## STATED EXERCISE
Output the entries word for word. Omit images.

## EXERCISE MATERIAL
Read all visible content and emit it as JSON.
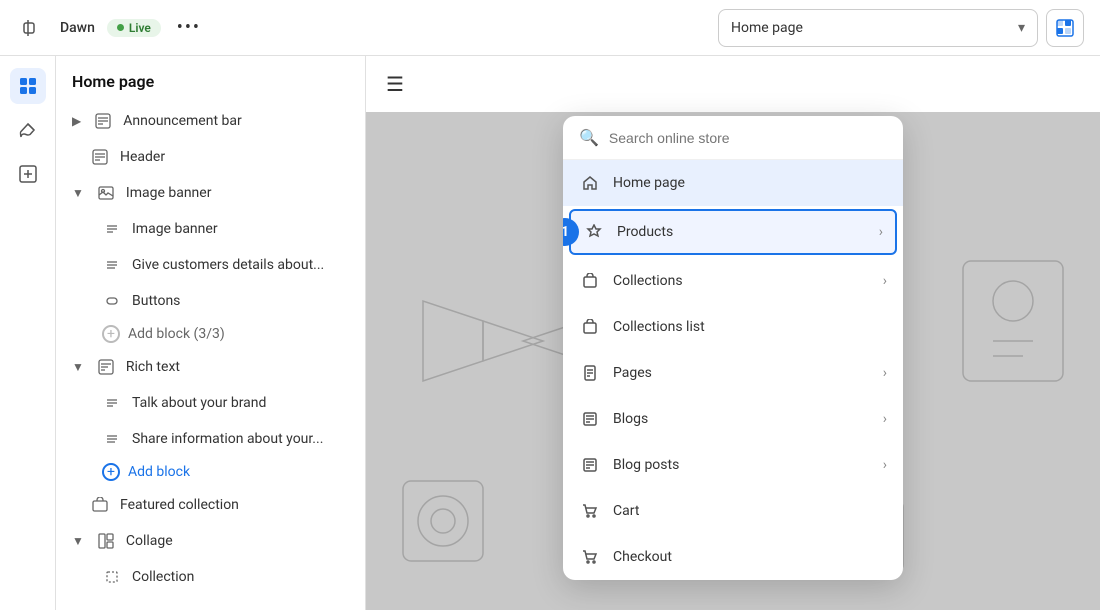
{
  "topbar": {
    "app_name": "Dawn",
    "live_label": "Live",
    "more_label": "•••",
    "page_selector": {
      "current": "Home page",
      "placeholder": "Home page"
    },
    "grid_icon": "grid-icon"
  },
  "icon_sidebar": {
    "icons": [
      {
        "name": "layout-icon",
        "symbol": "⊞",
        "active": true
      },
      {
        "name": "brush-icon",
        "symbol": "✏",
        "active": false
      },
      {
        "name": "plus-square-icon",
        "symbol": "⊕",
        "active": false
      }
    ]
  },
  "sidebar": {
    "title": "Home page",
    "items": [
      {
        "id": "announcement-bar",
        "label": "Announcement bar",
        "icon": "announcement-icon",
        "level": 0,
        "expandable": true
      },
      {
        "id": "header",
        "label": "Header",
        "icon": "header-icon",
        "level": 0,
        "expandable": false
      },
      {
        "id": "image-banner",
        "label": "Image banner",
        "icon": "image-icon",
        "level": 0,
        "expandable": true,
        "expanded": true
      },
      {
        "id": "image-banner-sub",
        "label": "Image banner",
        "icon": "text-icon",
        "level": 1
      },
      {
        "id": "give-customers",
        "label": "Give customers details about...",
        "icon": "list-icon",
        "level": 1
      },
      {
        "id": "buttons",
        "label": "Buttons",
        "icon": "buttons-icon",
        "level": 1
      },
      {
        "id": "add-block",
        "label": "Add block (3/3)",
        "level": 1,
        "isAdd": true
      },
      {
        "id": "rich-text",
        "label": "Rich text",
        "icon": "text-icon2",
        "level": 0,
        "expandable": true,
        "expanded": true
      },
      {
        "id": "talk-brand",
        "label": "Talk about your brand",
        "icon": "text-icon3",
        "level": 1
      },
      {
        "id": "share-info",
        "label": "Share information about your...",
        "icon": "list-icon2",
        "level": 1
      },
      {
        "id": "add-block-2",
        "label": "Add block",
        "level": 1,
        "isAddLink": true
      },
      {
        "id": "featured-collection",
        "label": "Featured collection",
        "icon": "featured-icon",
        "level": 0
      },
      {
        "id": "collage",
        "label": "Collage",
        "icon": "collage-icon",
        "level": 0,
        "expandable": true,
        "expanded": true
      },
      {
        "id": "collection",
        "label": "Collection",
        "icon": "collection-icon",
        "level": 1
      }
    ]
  },
  "search": {
    "placeholder": "Search online store",
    "value": ""
  },
  "dropdown": {
    "items": [
      {
        "id": "home-page",
        "label": "Home page",
        "icon": "home-icon",
        "hasArrow": false,
        "selected": true
      },
      {
        "id": "products",
        "label": "Products",
        "icon": "tag-icon",
        "hasArrow": true,
        "highlighted": true
      },
      {
        "id": "collections",
        "label": "Collections",
        "icon": "tag-icon2",
        "hasArrow": true
      },
      {
        "id": "collections-list",
        "label": "Collections list",
        "icon": "tag-icon3",
        "hasArrow": false
      },
      {
        "id": "pages",
        "label": "Pages",
        "icon": "page-icon",
        "hasArrow": true
      },
      {
        "id": "blogs",
        "label": "Blogs",
        "icon": "blog-icon",
        "hasArrow": true
      },
      {
        "id": "blog-posts",
        "label": "Blog posts",
        "icon": "blog-icon2",
        "hasArrow": true
      },
      {
        "id": "cart",
        "label": "Cart",
        "icon": "cart-icon",
        "hasArrow": false
      },
      {
        "id": "checkout",
        "label": "Checkout",
        "icon": "checkout-icon",
        "hasArrow": false
      }
    ],
    "step_number": "1"
  },
  "preview": {
    "hamburger": "☰"
  }
}
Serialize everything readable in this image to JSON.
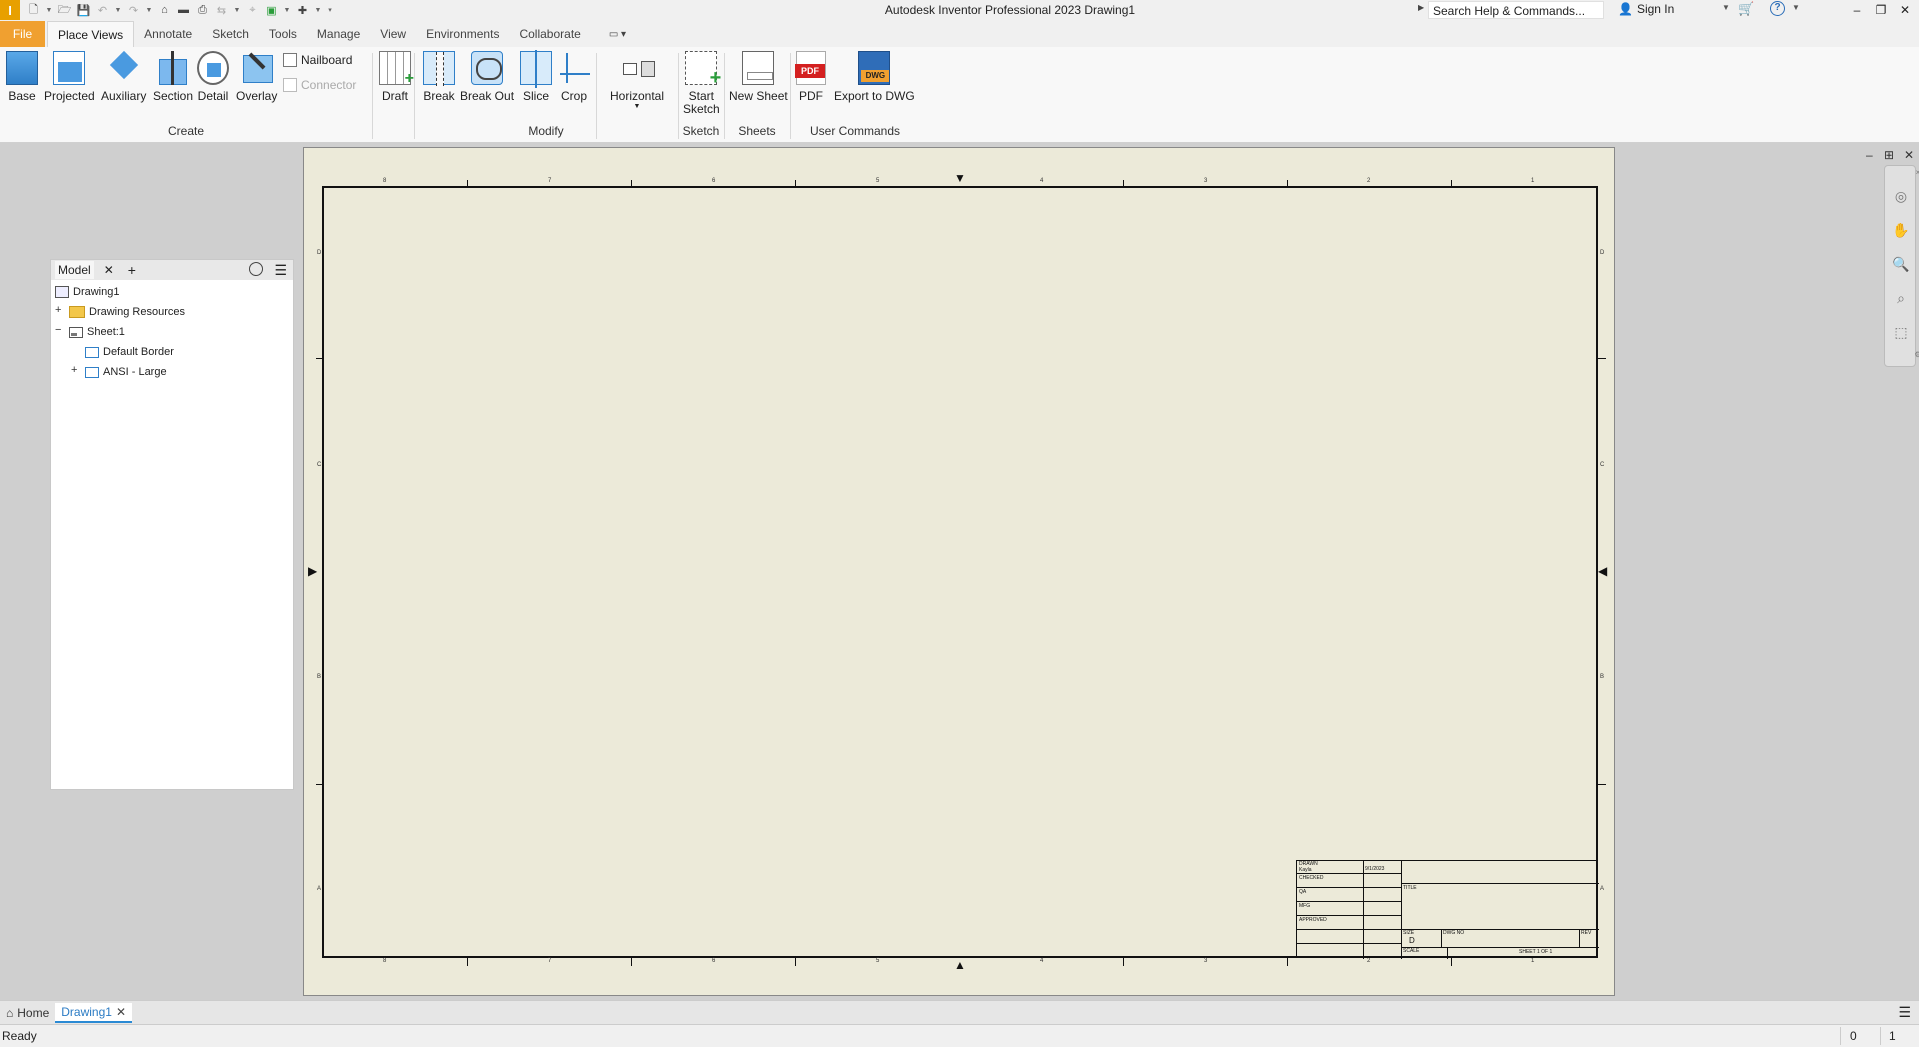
{
  "app": {
    "logo": "I",
    "title": "Autodesk Inventor Professional 2023   Drawing1"
  },
  "quick_access": [
    "new-icon",
    "open-icon",
    "save-icon",
    "undo-icon",
    "redo-icon",
    "home-icon",
    "return-icon",
    "print-icon",
    "update-icon",
    "select-icon",
    "appearance-icon",
    "measure-icon"
  ],
  "search": {
    "placeholder": "Search Help & Commands..."
  },
  "account": {
    "signin_label": "Sign In"
  },
  "tabs": [
    {
      "label": "File"
    },
    {
      "label": "Place Views"
    },
    {
      "label": "Annotate"
    },
    {
      "label": "Sketch"
    },
    {
      "label": "Tools"
    },
    {
      "label": "Manage"
    },
    {
      "label": "View"
    },
    {
      "label": "Environments"
    },
    {
      "label": "Collaborate"
    }
  ],
  "ribbon": {
    "create": {
      "label": "Create",
      "buttons": [
        "Base",
        "Projected",
        "Auxiliary",
        "Section",
        "Detail",
        "Overlay"
      ],
      "nailboard": "Nailboard",
      "connector": "Connector"
    },
    "modify": {
      "label": "Modify",
      "buttons": [
        "Draft",
        "Break",
        "Break Out",
        "Slice",
        "Crop"
      ],
      "horizontal": "Horizontal"
    },
    "sketch": {
      "label": "Sketch",
      "start_sketch_1": "Start",
      "start_sketch_2": "Sketch"
    },
    "sheets": {
      "label": "Sheets",
      "new_sheet": "New Sheet"
    },
    "user_commands": {
      "label": "User Commands",
      "pdf": "PDF",
      "export_dwg": "Export to DWG"
    }
  },
  "browser": {
    "tab_label": "Model",
    "tree": [
      {
        "label": "Drawing1"
      },
      {
        "label": "Drawing Resources"
      },
      {
        "label": "Sheet:1"
      },
      {
        "label": "Default Border"
      },
      {
        "label": "ANSI - Large"
      }
    ]
  },
  "sheet": {
    "zone_numbers": [
      "8",
      "7",
      "6",
      "5",
      "4",
      "3",
      "2",
      "1"
    ],
    "zone_letters": [
      "D",
      "C",
      "B",
      "A"
    ],
    "title_block": {
      "drawn": "DRAWN",
      "author": "Kayla ",
      "date": "9/1/2023",
      "checked": "CHECKED",
      "qa": "QA",
      "mfg": "MFG",
      "approved": "APPROVED",
      "title": "TITLE",
      "size_label": "SIZE",
      "size_value": "D",
      "dwg_no": "DWG NO",
      "rev": "REV",
      "scale": "SCALE",
      "sheet": "SHEET 1  OF 1"
    }
  },
  "doc_tabs": [
    {
      "label": "Home"
    },
    {
      "label": "Drawing1"
    }
  ],
  "status": {
    "text": "Ready",
    "num1": "0",
    "num2": "1"
  }
}
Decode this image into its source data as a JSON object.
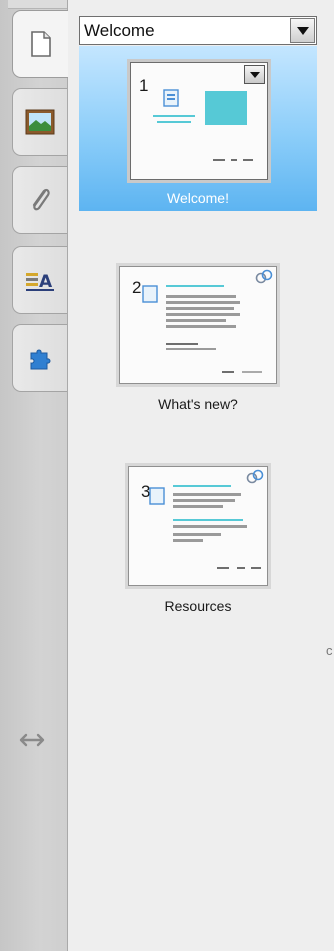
{
  "rail": {
    "tabs": [
      {
        "name": "page-sorter",
        "icon": "page-icon",
        "active": true
      },
      {
        "name": "gallery",
        "icon": "picture-icon",
        "active": false
      },
      {
        "name": "attachments",
        "icon": "paperclip-icon",
        "active": false
      },
      {
        "name": "properties",
        "icon": "text-properties-icon",
        "active": false
      },
      {
        "name": "add-ons",
        "icon": "puzzle-icon",
        "active": false
      }
    ],
    "resize_icon": "resize-arrows-icon"
  },
  "dropdown": {
    "value": "Welcome"
  },
  "pages": [
    {
      "number": "1",
      "label": "Welcome!",
      "selected": true
    },
    {
      "number": "2",
      "label": "What's new?",
      "selected": false
    },
    {
      "number": "3",
      "label": "Resources",
      "selected": false
    }
  ],
  "scroll_hint": "c",
  "colors": {
    "selection": "#8bcdf9",
    "thumb_accent": "#56c9d6",
    "thumb_icon": "#4a8fd6"
  }
}
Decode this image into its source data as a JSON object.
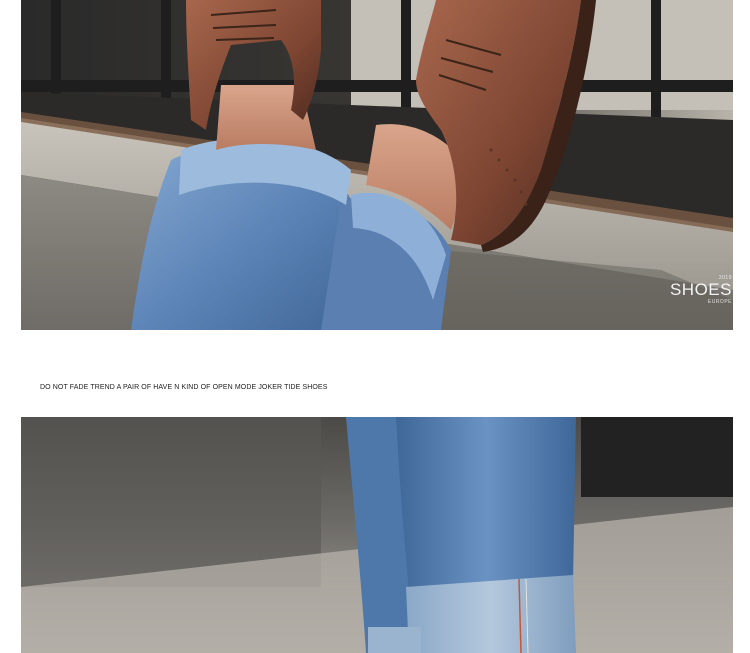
{
  "top_photo": {
    "watermark_main": "SHOES",
    "watermark_small_top": "2019",
    "watermark_small_bottom": "EUROPE"
  },
  "caption": "DO NOT FADE TREND A PAIR OF HAVE N KIND OF OPEN MODE JOKER TIDE SHOES",
  "colors": {
    "leather": "#8a4f3a",
    "denim": "#5e86b8",
    "concrete": "#b9b5ad",
    "rail": "#1e1e1e"
  }
}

## CORRECT OUTPUT
Read all visible content and emit it as JSON.
{
  "topbar": {
    "app_name": "Dawn",
    "live_label": "Live",
    "more_label": "•••",
    "page_selector": {
      "current": "Home page",
      "placeholder": "Home page"
    },
    "grid_icon": "grid-icon"
  },
  "icon_sidebar": {
    "icons": [
      {
        "name": "layout-icon",
        "symbol": "⊞",
        "active": true
      },
      {
        "name": "brush-icon",
        "symbol": "✏",
        "active": false
      },
      {
        "name": "plus-square-icon",
        "symbol": "⊕",
        "active": false
      }
    ]
  },
  "sidebar": {
    "title": "Home page",
    "items": [
      {
        "id": "announcement-bar",
        "label": "Announcement bar",
        "icon": "announcement-icon",
        "level": 0,
        "expandable": true
      },
      {
        "id": "header",
        "label": "Header",
        "icon": "header-icon",
        "level": 0,
        "expandable": false
      },
      {
        "id": "image-banner",
        "label": "Image banner",
        "icon": "image-icon",
        "level": 0,
        "expandable": true,
        "expanded": true
      },
      {
        "id": "image-banner-sub",
        "label": "Image banner",
        "icon": "text-icon",
        "level": 1
      },
      {
        "id": "give-customers",
        "label": "Give customers details about...",
        "icon": "list-icon",
        "level": 1
      },
      {
        "id": "buttons",
        "label": "Buttons",
        "icon": "buttons-icon",
        "level": 1
      },
      {
        "id": "add-block",
        "label": "Add block (3/3)",
        "level": 1,
        "isAdd": true
      },
      {
        "id": "rich-text",
        "label": "Rich text",
        "icon": "text-icon2",
        "level": 0,
        "expandable": true,
        "expanded": true
      },
      {
        "id": "talk-brand",
        "label": "Talk about your brand",
        "icon": "text-icon3",
        "level": 1
      },
      {
        "id": "share-info",
        "label": "Share information about your...",
        "icon": "list-icon2",
        "level": 1
      },
      {
        "id": "add-block-2",
        "label": "Add block",
        "level": 1,
        "isAddLink": true
      },
      {
        "id": "featured-collection",
        "label": "Featured collection",
        "icon": "featured-icon",
        "level": 0
      },
      {
        "id": "collage",
        "label": "Collage",
        "icon": "collage-icon",
        "level": 0,
        "expandable": true,
        "expanded": true
      },
      {
        "id": "collection",
        "label": "Collection",
        "icon": "collection-icon",
        "level": 1
      }
    ]
  },
  "search": {
    "placeholder": "Search online store",
    "value": ""
  },
  "dropdown": {
    "items": [
      {
        "id": "home-page",
        "label": "Home page",
        "icon": "home-icon",
        "hasArrow": false,
        "selected": true
      },
      {
        "id": "products",
        "label": "Products",
        "icon": "tag-icon",
        "hasArrow": true,
        "highlighted": true
      },
      {
        "id": "collections",
        "label": "Collections",
        "icon": "tag-icon2",
        "hasArrow": true
      },
      {
        "id": "collections-list",
        "label": "Collections list",
        "icon": "tag-icon3",
        "hasArrow": false
      },
      {
        "id": "pages",
        "label": "Pages",
        "icon": "page-icon",
        "hasArrow": true
      },
      {
        "id": "blogs",
        "label": "Blogs",
        "icon": "blog-icon",
        "hasArrow": true
      },
      {
        "id": "blog-posts",
        "label": "Blog posts",
        "icon": "blog-icon2",
        "hasArrow": true
      },
      {
        "id": "cart",
        "label": "Cart",
        "icon": "cart-icon",
        "hasArrow": false
      },
      {
        "id": "checkout",
        "label": "Checkout",
        "icon": "checkout-icon",
        "hasArrow": false
      }
    ],
    "step_number": "1"
  },
  "preview": {
    "hamburger": "☰"
  }
}
Serialize everything readable in this image to JSON.
{
  "app": {
    "logo": "I",
    "title": "Autodesk Inventor Professional 2023   Drawing1"
  },
  "quick_access": [
    "new-icon",
    "open-icon",
    "save-icon",
    "undo-icon",
    "redo-icon",
    "home-icon",
    "return-icon",
    "print-icon",
    "update-icon",
    "select-icon",
    "appearance-icon",
    "measure-icon"
  ],
  "search": {
    "placeholder": "Search Help & Commands..."
  },
  "account": {
    "signin_label": "Sign In"
  },
  "tabs": [
    {
      "label": "File"
    },
    {
      "label": "Place Views"
    },
    {
      "label": "Annotate"
    },
    {
      "label": "Sketch"
    },
    {
      "label": "Tools"
    },
    {
      "label": "Manage"
    },
    {
      "label": "View"
    },
    {
      "label": "Environments"
    },
    {
      "label": "Collaborate"
    }
  ],
  "ribbon": {
    "create": {
      "label": "Create",
      "buttons": [
        "Base",
        "Projected",
        "Auxiliary",
        "Section",
        "Detail",
        "Overlay"
      ],
      "nailboard": "Nailboard",
      "connector": "Connector"
    },
    "modify": {
      "label": "Modify",
      "buttons": [
        "Draft",
        "Break",
        "Break Out",
        "Slice",
        "Crop"
      ],
      "horizontal": "Horizontal"
    },
    "sketch": {
      "label": "Sketch",
      "start_sketch_1": "Start",
      "start_sketch_2": "Sketch"
    },
    "sheets": {
      "label": "Sheets",
      "new_sheet": "New Sheet"
    },
    "user_commands": {
      "label": "User Commands",
      "pdf": "PDF",
      "export_dwg": "Export to DWG"
    }
  },
  "browser": {
    "tab_label": "Model",
    "tree": [
      {
        "label": "Drawing1"
      },
      {
        "label": "Drawing Resources"
      },
      {
        "label": "Sheet:1"
      },
      {
        "label": "Default Border"
      },
      {
        "label": "ANSI - Large"
      }
    ]
  },
  "sheet": {
    "zone_numbers": [
      "8",
      "7",
      "6",
      "5",
      "4",
      "3",
      "2",
      "1"
    ],
    "zone_letters": [
      "D",
      "C",
      "B",
      "A"
    ],
    "title_block": {
      "drawn": "DRAWN",
      "author": "Kayla ",
      "date": "9/1/2023",
      "checked": "CHECKED",
      "qa": "QA",
      "mfg": "MFG",
      "approved": "APPROVED",
      "title": "TITLE",
      "size_label": "SIZE",
      "size_value": "D",
      "dwg_no": "DWG NO",
      "rev": "REV",
      "scale": "SCALE",
      "sheet": "SHEET 1  OF 1"
    }
  },
  "doc_tabs": [
    {
      "label": "Home"
    },
    {
      "label": "Drawing1"
    }
  ],
  "status": {
    "text": "Ready",
    "num1": "0",
    "num2": "1"
  }
}
Decode this image into its source data as a JSON object.
{
  "rail": {
    "tabs": [
      {
        "name": "page-sorter",
        "icon": "page-icon",
        "active": true
      },
      {
        "name": "gallery",
        "icon": "picture-icon",
        "active": false
      },
      {
        "name": "attachments",
        "icon": "paperclip-icon",
        "active": false
      },
      {
        "name": "properties",
        "icon": "text-properties-icon",
        "active": false
      },
      {
        "name": "add-ons",
        "icon": "puzzle-icon",
        "active": false
      }
    ],
    "resize_icon": "resize-arrows-icon"
  },
  "dropdown": {
    "value": "Welcome"
  },
  "pages": [
    {
      "number": "1",
      "label": "Welcome!",
      "selected": true
    },
    {
      "number": "2",
      "label": "What's new?",
      "selected": false
    },
    {
      "number": "3",
      "label": "Resources",
      "selected": false
    }
  ],
  "scroll_hint": "c",
  "colors": {
    "selection": "#8bcdf9",
    "thumb_accent": "#56c9d6",
    "thumb_icon": "#4a8fd6"
  }
}
Decode this image into its source data as a JSON object.
{
  "top_photo": {
    "watermark_main": "SHOES",
    "watermark_small_top": "2019",
    "watermark_small_bottom": "EUROPE"
  },
  "caption": "DO NOT FADE TREND A PAIR OF HAVE N KIND OF OPEN MODE JOKER TIDE SHOES",
  "colors": {
    "leather": "#8a4f3a",
    "denim": "#5e86b8",
    "concrete": "#b9b5ad",
    "rail": "#1e1e1e"
  }
}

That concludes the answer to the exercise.